/---

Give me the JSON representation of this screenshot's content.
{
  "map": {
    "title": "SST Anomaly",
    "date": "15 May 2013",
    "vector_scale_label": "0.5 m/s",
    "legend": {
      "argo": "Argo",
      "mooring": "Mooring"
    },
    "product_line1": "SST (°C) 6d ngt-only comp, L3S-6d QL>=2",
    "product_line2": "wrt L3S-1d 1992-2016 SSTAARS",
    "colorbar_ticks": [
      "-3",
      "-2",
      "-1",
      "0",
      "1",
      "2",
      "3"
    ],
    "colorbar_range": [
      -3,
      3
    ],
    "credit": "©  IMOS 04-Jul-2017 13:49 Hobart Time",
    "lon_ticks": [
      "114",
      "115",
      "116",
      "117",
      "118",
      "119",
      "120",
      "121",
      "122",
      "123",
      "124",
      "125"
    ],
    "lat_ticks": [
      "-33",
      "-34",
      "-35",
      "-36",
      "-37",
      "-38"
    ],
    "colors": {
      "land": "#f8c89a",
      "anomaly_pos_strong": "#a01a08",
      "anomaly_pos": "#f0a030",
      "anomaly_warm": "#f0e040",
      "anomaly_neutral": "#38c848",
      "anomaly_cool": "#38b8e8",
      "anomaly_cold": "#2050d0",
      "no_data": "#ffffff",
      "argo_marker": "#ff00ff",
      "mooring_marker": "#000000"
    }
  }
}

\---

§ **Written problem**: Extract each entry in full and write it down exactly.

§ **Correct output**:
Give me the JSON representation of this screenshot's content.
{
  "map": {
    "title": "SST Anomaly",
    "date": "15 May 2013",
    "vector_scale_label": "0.5 m/s",
    "legend": {
      "argo": "Argo",
      "mooring": "Mooring"
    },
    "product_line1": "SST (°C) 6d ngt-only comp, L3S-6d QL>=2",
    "product_line2": "wrt L3S-1d 1992-2016 SSTAARS",
    "colorbar_ticks": [
      "-3",
      "-2",
      "-1",
      "0",
      "1",
      "2",
      "3"
    ],
    "colorbar_range": [
      -3,
      3
    ],
    "credit": "©  IMOS 04-Jul-2017 13:49 Hobart Time",
    "lon_ticks": [
      "114",
      "115",
      "116",
      "117",
      "118",
      "119",
      "120",
      "121",
      "122",
      "123",
      "124",
      "125"
    ],
    "lat_ticks": [
      "-33",
      "-34",
      "-35",
      "-36",
      "-37",
      "-38"
    ],
    "colors": {
      "land": "#f8c89a",
      "anomaly_pos_strong": "#a01a08",
      "anomaly_pos": "#f0a030",
      "anomaly_warm": "#f0e040",
      "anomaly_neutral": "#38c848",
      "anomaly_cool": "#38b8e8",
      "anomaly_cold": "#2050d0",
      "no_data": "#ffffff",
      "argo_marker": "#ff00ff",
      "mooring_marker": "#000000"
    }
  }
}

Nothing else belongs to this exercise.